PROBLEM STATEMENT
Continue the account below of the June 2021 low-level snow and Sydney's cold day, picking up right after its final sentence.

TEXT SEGMENT
* BEGIN *

The three photos attached are taken from this event. Roads were closed due to icy conditions and snow fell to low levels relatively close to Sydney.

There was also a similar event during the winter of 2020 and now another similar event has just occurred. During the period 8 to 11 June 2021, low level snow fell again across the Blue Mountains, the Central Tablelands and even elevated areas of the Northern Tablelands. In addition, the Snowy Mountains saw heavy snow falls to coincide with the start of the ski season.

The snow images seen in the above photos were again replicated at Leura, Katoomba, Blackheath and Mt Victoria. Generally, snow fell above 850 metres in elevation, roads were closed and icy conditions prevailed.

However this event was remarkable in that Sydney (Observatory Hill) saw its coldest day in decades in which the maximum temperature reached 10.3C following a minimum of just 6.7C (10/6/2021). However what is more remarkable is that this temperature occurred under northern winds. Frigid air was circulating around an intense low pressure cell so that the northerly winds had in fact originated from the south.

It reached a maximum of just 8.9C at Horsley Park and 9.5C at Parramatta.

* END *

RECORDED INFORMATION
* BEGIN *

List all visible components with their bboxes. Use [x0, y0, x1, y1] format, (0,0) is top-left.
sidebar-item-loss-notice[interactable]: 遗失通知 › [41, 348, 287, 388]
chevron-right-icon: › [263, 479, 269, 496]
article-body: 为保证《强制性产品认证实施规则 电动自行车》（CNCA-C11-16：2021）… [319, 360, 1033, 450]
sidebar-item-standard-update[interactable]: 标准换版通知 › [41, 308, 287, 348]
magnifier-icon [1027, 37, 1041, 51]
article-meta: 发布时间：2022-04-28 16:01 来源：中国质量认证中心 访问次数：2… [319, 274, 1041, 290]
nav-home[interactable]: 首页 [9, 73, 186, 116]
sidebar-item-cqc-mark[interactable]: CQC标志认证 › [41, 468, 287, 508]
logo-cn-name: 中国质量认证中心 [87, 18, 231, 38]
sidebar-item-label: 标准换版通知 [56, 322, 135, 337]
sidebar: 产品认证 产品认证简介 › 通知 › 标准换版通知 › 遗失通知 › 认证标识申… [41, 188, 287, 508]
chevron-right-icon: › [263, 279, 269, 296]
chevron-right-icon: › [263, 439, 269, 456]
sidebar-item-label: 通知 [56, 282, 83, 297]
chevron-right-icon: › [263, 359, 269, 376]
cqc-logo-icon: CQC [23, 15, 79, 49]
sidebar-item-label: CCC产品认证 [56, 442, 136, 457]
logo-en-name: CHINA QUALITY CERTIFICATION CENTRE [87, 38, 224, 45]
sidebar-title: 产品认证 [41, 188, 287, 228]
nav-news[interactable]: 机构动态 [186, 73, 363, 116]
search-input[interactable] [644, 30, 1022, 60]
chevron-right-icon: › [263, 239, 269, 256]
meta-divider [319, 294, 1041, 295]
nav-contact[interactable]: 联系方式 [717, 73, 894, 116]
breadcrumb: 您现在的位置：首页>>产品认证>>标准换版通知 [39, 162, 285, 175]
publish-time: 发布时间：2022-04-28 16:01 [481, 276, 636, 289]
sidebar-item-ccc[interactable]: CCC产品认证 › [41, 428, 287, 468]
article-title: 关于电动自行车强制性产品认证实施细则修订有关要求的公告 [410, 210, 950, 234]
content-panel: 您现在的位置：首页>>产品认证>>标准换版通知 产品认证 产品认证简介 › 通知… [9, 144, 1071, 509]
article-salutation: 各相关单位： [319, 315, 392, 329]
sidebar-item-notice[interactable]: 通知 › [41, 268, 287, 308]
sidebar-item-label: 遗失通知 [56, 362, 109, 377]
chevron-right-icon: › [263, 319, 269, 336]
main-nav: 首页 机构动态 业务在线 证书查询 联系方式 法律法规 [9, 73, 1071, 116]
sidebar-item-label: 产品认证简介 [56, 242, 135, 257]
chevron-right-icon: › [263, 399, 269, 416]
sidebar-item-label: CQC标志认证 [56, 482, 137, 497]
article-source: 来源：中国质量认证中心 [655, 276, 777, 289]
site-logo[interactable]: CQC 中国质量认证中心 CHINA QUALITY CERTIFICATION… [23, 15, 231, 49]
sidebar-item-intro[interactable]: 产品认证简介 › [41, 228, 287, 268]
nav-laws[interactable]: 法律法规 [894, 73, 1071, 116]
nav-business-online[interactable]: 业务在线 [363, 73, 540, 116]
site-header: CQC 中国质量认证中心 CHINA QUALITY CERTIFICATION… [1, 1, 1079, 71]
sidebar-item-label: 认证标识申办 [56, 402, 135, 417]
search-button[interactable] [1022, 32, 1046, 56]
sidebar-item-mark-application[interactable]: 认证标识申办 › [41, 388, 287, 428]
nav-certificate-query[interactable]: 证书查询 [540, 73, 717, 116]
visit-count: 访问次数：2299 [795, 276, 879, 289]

* END *

RESULT FOR THIS EXERCISE
It is suggested in the media that this could have been the coldest day in 37 years while other media reports suggests that it has not been this cold since 1899.

Some old weather records for Sydney have been reviewed and it is determined that the recent cold day is not the coldest ever recorded for the city as there have been colder days. However, cold days where the maximum temperature fails to reach 10C are rare. Sydney has grown over the years and there are records for Sydney Observatory Hill going back to 1859 and hence the coldest winter days have been:-

Maximum 7.7C on the 19 July 1868.

Maximum 9.1C on the 9 August 1872.

Maximum 9.7C on the 13 June 1899.

Maximum 9.5C on the 8 September 1869.

There is suggestion of a very rare cold day on the 28 June 1836 as reported in the Sydney Morning Herald and around 6 am, the temperature was around 38F (Roughly 3.3C) and it began to snow in the morning with the snow lasting a few hours. It is claimed that the maximum temperature reached 50F (Roughly 9C later that day). This cold day occurred 23 years before weather records began. This event is controversial as there are questions as to whether it was soft hail or actual snow and what instruments were being used to record the temperatures. Either way, the 28 June 1836 was a cold day but whether it was actual snow or soft hail will probably never be known.

The cold day Sydney just experienced was not the coldest on record, but it is rare to see such low temperatures given Sydney’s location and its climate.

There is an account of the 1836 event attached to this post and the fact that snow is suggested in the forecast or weather conditions being experienced for Sydney does make it significant.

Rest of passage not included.